* THE EXERCISE: Type every record exactly as it appears.

(Data entries for graphics)
↓

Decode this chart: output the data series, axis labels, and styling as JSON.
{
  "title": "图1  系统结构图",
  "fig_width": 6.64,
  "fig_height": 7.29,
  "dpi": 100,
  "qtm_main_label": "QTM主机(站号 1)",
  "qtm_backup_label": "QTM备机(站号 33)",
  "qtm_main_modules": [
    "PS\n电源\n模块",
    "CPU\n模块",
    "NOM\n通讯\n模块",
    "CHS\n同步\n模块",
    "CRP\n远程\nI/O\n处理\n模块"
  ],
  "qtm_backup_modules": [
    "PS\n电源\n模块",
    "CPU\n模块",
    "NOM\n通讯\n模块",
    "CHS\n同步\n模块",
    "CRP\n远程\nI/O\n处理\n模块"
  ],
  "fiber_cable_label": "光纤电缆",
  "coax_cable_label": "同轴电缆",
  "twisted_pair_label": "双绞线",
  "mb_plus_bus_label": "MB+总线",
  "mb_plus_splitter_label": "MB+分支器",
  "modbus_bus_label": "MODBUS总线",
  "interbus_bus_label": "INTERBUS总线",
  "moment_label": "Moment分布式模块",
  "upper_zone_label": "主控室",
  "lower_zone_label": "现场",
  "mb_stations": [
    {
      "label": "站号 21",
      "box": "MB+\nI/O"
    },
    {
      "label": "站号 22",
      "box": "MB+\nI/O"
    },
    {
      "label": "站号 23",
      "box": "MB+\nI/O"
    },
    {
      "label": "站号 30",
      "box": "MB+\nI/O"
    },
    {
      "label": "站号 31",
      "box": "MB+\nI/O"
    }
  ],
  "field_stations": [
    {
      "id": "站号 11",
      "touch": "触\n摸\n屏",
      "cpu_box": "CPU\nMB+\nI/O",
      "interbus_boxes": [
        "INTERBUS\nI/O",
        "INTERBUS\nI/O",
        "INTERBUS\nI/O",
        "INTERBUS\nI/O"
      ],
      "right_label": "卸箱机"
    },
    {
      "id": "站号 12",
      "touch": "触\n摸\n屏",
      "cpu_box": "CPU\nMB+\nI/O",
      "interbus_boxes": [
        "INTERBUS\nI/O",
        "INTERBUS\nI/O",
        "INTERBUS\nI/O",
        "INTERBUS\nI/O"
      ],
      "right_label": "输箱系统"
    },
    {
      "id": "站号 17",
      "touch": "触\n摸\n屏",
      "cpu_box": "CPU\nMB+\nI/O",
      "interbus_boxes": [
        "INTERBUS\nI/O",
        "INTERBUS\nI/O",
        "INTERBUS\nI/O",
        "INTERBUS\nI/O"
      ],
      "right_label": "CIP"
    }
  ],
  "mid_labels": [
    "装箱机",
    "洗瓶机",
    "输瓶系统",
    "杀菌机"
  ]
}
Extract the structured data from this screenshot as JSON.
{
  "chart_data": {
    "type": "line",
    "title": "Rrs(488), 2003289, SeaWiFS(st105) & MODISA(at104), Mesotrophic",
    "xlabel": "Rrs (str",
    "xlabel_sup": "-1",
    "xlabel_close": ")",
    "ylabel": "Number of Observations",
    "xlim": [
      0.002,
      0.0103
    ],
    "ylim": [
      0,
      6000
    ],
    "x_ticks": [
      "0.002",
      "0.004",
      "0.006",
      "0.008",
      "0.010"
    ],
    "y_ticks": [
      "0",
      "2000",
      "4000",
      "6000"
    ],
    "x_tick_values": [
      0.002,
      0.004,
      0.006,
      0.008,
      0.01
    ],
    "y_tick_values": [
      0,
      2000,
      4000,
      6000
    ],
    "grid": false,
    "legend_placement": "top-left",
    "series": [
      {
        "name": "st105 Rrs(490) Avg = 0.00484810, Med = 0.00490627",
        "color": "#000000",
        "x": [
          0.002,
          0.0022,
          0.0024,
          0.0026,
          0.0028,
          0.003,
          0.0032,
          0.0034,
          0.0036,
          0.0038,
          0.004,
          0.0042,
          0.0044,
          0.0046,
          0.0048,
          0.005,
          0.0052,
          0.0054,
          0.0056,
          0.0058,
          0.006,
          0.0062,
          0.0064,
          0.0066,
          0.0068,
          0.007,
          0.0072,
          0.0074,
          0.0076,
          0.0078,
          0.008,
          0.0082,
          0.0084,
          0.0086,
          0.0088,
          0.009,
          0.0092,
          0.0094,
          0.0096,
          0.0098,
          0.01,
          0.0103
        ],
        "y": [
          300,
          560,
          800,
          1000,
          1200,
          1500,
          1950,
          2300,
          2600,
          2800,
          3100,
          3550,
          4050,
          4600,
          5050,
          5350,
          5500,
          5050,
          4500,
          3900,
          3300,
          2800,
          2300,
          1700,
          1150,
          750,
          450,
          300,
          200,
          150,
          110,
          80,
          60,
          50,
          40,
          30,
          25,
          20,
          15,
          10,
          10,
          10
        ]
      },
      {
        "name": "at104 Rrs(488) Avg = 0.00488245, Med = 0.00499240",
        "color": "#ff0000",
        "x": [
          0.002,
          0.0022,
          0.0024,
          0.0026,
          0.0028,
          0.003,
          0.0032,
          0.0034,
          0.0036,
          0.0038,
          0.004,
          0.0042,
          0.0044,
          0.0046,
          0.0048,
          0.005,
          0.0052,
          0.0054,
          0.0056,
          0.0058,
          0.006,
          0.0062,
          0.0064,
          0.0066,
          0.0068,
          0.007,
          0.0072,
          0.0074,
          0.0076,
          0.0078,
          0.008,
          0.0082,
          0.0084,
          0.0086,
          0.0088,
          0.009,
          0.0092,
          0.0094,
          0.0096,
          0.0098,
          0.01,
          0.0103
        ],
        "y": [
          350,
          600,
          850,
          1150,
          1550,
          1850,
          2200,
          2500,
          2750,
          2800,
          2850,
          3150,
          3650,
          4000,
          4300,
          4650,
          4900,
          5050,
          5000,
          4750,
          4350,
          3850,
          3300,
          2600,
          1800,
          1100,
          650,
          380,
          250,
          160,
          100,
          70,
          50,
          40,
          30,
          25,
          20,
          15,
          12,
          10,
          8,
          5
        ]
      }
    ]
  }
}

↑

* ANSWER:
Decode this chart: output the data series, axis labels, and styling as JSON.
{
  "title": "图1  系统结构图",
  "fig_width": 6.64,
  "fig_height": 7.29,
  "dpi": 100,
  "qtm_main_label": "QTM主机(站号 1)",
  "qtm_backup_label": "QTM备机(站号 33)",
  "qtm_main_modules": [
    "PS\n电源\n模块",
    "CPU\n模块",
    "NOM\n通讯\n模块",
    "CHS\n同步\n模块",
    "CRP\n远程\nI/O\n处理\n模块"
  ],
  "qtm_backup_modules": [
    "PS\n电源\n模块",
    "CPU\n模块",
    "NOM\n通讯\n模块",
    "CHS\n同步\n模块",
    "CRP\n远程\nI/O\n处理\n模块"
  ],
  "fiber_cable_label": "光纤电缆",
  "coax_cable_label": "同轴电缆",
  "twisted_pair_label": "双绞线",
  "mb_plus_bus_label": "MB+总线",
  "mb_plus_splitter_label": "MB+分支器",
  "modbus_bus_label": "MODBUS总线",
  "interbus_bus_label": "INTERBUS总线",
  "moment_label": "Moment分布式模块",
  "upper_zone_label": "主控室",
  "lower_zone_label": "现场",
  "mb_stations": [
    {
      "label": "站号 21",
      "box": "MB+\nI/O"
    },
    {
      "label": "站号 22",
      "box": "MB+\nI/O"
    },
    {
      "label": "站号 23",
      "box": "MB+\nI/O"
    },
    {
      "label": "站号 30",
      "box": "MB+\nI/O"
    },
    {
      "label": "站号 31",
      "box": "MB+\nI/O"
    }
  ],
  "field_stations": [
    {
      "id": "站号 11",
      "touch": "触\n摸\n屏",
      "cpu_box": "CPU\nMB+\nI/O",
      "interbus_boxes": [
        "INTERBUS\nI/O",
        "INTERBUS\nI/O",
        "INTERBUS\nI/O",
        "INTERBUS\nI/O"
      ],
      "right_label": "卸箱机"
    },
    {
      "id": "站号 12",
      "touch": "触\n摸\n屏",
      "cpu_box": "CPU\nMB+\nI/O",
      "interbus_boxes": [
        "INTERBUS\nI/O",
        "INTERBUS\nI/O",
        "INTERBUS\nI/O",
        "INTERBUS\nI/O"
      ],
      "right_label": "输箱系统"
    },
    {
      "id": "站号 17",
      "touch": "触\n摸\n屏",
      "cpu_box": "CPU\nMB+\nI/O",
      "interbus_boxes": [
        "INTERBUS\nI/O",
        "INTERBUS\nI/O",
        "INTERBUS\nI/O",
        "INTERBUS\nI/O"
      ],
      "right_label": "CIP"
    }
  ],
  "mid_labels": [
    "装箱机",
    "洗瓶机",
    "输瓶系统",
    "杀菌机"
  ]
}
Extract the structured data from this screenshot as JSON.
{
  "chart_data": {
    "type": "line",
    "title": "Rrs(488), 2003289, SeaWiFS(st105) & MODISA(at104), Mesotrophic",
    "xlabel": "Rrs (str",
    "xlabel_sup": "-1",
    "xlabel_close": ")",
    "ylabel": "Number of Observations",
    "xlim": [
      0.002,
      0.0103
    ],
    "ylim": [
      0,
      6000
    ],
    "x_ticks": [
      "0.002",
      "0.004",
      "0.006",
      "0.008",
      "0.010"
    ],
    "y_ticks": [
      "0",
      "2000",
      "4000",
      "6000"
    ],
    "x_tick_values": [
      0.002,
      0.004,
      0.006,
      0.008,
      0.01
    ],
    "y_tick_values": [
      0,
      2000,
      4000,
      6000
    ],
    "grid": false,
    "legend_placement": "top-left",
    "series": [
      {
        "name": "st105 Rrs(490) Avg = 0.00484810, Med = 0.00490627",
        "color": "#000000",
        "x": [
          0.002,
          0.0022,
          0.0024,
          0.0026,
          0.0028,
          0.003,
          0.0032,
          0.0034,
          0.0036,
          0.0038,
          0.004,
          0.0042,
          0.0044,
          0.0046,
          0.0048,
          0.005,
          0.0052,
          0.0054,
          0.0056,
          0.0058,
          0.006,
          0.0062,
          0.0064,
          0.0066,
          0.0068,
          0.007,
          0.0072,
          0.0074,
          0.0076,
          0.0078,
          0.008,
          0.0082,
          0.0084,
          0.0086,
          0.0088,
          0.009,
          0.0092,
          0.0094,
          0.0096,
          0.0098,
          0.01,
          0.0103
        ],
        "y": [
          300,
          560,
          800,
          1000,
          1200,
          1500,
          1950,
          2300,
          2600,
          2800,
          3100,
          3550,
          4050,
          4600,
          5050,
          5350,
          5500,
          5050,
          4500,
          3900,
          3300,
          2800,
          2300,
          1700,
          1150,
          750,
          450,
          300,
          200,
          150,
          110,
          80,
          60,
          50,
          40,
          30,
          25,
          20,
          15,
          10,
          10,
          10
        ]
      },
      {
        "name": "at104 Rrs(488) Avg = 0.00488245, Med = 0.00499240",
        "color": "#ff0000",
        "x": [
          0.002,
          0.0022,
          0.0024,
          0.0026,
          0.0028,
          0.003,
          0.0032,
          0.0034,
          0.0036,
          0.0038,
          0.004,
          0.0042,
          0.0044,
          0.0046,
          0.0048,
          0.005,
          0.0052,
          0.0054,
          0.0056,
          0.0058,
          0.006,
          0.0062,
          0.0064,
          0.0066,
          0.0068,
          0.007,
          0.0072,
          0.0074,
          0.0076,
          0.0078,
          0.008,
          0.0082,
          0.0084,
          0.0086,
          0.0088,
          0.009,
          0.0092,
          0.0094,
          0.0096,
          0.0098,
          0.01,
          0.0103
        ],
        "y": [
          350,
          600,
          850,
          1150,
          1550,
          1850,
          2200,
          2500,
          2750,
          2800,
          2850,
          3150,
          3650,
          4000,
          4300,
          4650,
          4900,
          5050,
          5000,
          4750,
          4350,
          3850,
          3300,
          2600,
          1800,
          1100,
          650,
          380,
          250,
          160,
          100,
          70,
          50,
          40,
          30,
          25,
          20,
          15,
          12,
          10,
          8,
          5
        ]
      }
    ]
  }
}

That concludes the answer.